(Records from a data source)
--- START ---
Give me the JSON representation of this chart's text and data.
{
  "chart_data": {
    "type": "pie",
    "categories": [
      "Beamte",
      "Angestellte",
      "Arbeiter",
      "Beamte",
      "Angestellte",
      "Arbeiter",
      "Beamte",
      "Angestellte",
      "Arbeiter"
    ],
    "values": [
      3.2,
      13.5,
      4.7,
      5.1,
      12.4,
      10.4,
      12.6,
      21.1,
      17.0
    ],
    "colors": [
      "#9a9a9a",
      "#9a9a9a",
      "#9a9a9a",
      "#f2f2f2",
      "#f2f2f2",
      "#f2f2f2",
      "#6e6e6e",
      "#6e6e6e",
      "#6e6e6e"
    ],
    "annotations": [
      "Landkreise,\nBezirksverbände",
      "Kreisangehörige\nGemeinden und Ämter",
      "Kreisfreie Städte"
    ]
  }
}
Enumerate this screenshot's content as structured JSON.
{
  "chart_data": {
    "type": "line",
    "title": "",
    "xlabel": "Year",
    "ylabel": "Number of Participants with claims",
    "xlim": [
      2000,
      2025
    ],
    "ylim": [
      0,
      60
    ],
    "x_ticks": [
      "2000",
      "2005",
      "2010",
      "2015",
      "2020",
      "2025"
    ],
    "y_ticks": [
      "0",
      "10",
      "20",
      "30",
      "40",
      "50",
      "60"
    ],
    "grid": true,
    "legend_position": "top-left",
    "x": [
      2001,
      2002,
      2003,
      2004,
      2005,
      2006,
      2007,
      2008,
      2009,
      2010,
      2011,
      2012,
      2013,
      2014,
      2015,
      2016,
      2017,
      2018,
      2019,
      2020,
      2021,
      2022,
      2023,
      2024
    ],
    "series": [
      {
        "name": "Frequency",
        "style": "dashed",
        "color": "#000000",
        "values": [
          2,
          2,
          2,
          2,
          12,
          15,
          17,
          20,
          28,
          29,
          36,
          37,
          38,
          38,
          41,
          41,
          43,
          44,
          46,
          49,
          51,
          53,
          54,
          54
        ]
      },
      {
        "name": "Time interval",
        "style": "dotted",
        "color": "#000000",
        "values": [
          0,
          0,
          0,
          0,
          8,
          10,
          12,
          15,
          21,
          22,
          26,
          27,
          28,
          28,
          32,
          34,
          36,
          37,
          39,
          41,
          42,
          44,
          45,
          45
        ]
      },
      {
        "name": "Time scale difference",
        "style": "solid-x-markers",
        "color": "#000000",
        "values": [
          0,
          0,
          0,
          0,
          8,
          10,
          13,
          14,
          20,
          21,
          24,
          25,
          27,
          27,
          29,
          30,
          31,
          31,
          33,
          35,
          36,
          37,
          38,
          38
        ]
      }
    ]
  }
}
--- END ---
**TASK DESCRIPTION**
Locate the word "JSON" in the records above, and return each line that has it.

**RESULT**
Give me the JSON representation of this chart's text and data.
Enumerate this screenshot's content as structured JSON.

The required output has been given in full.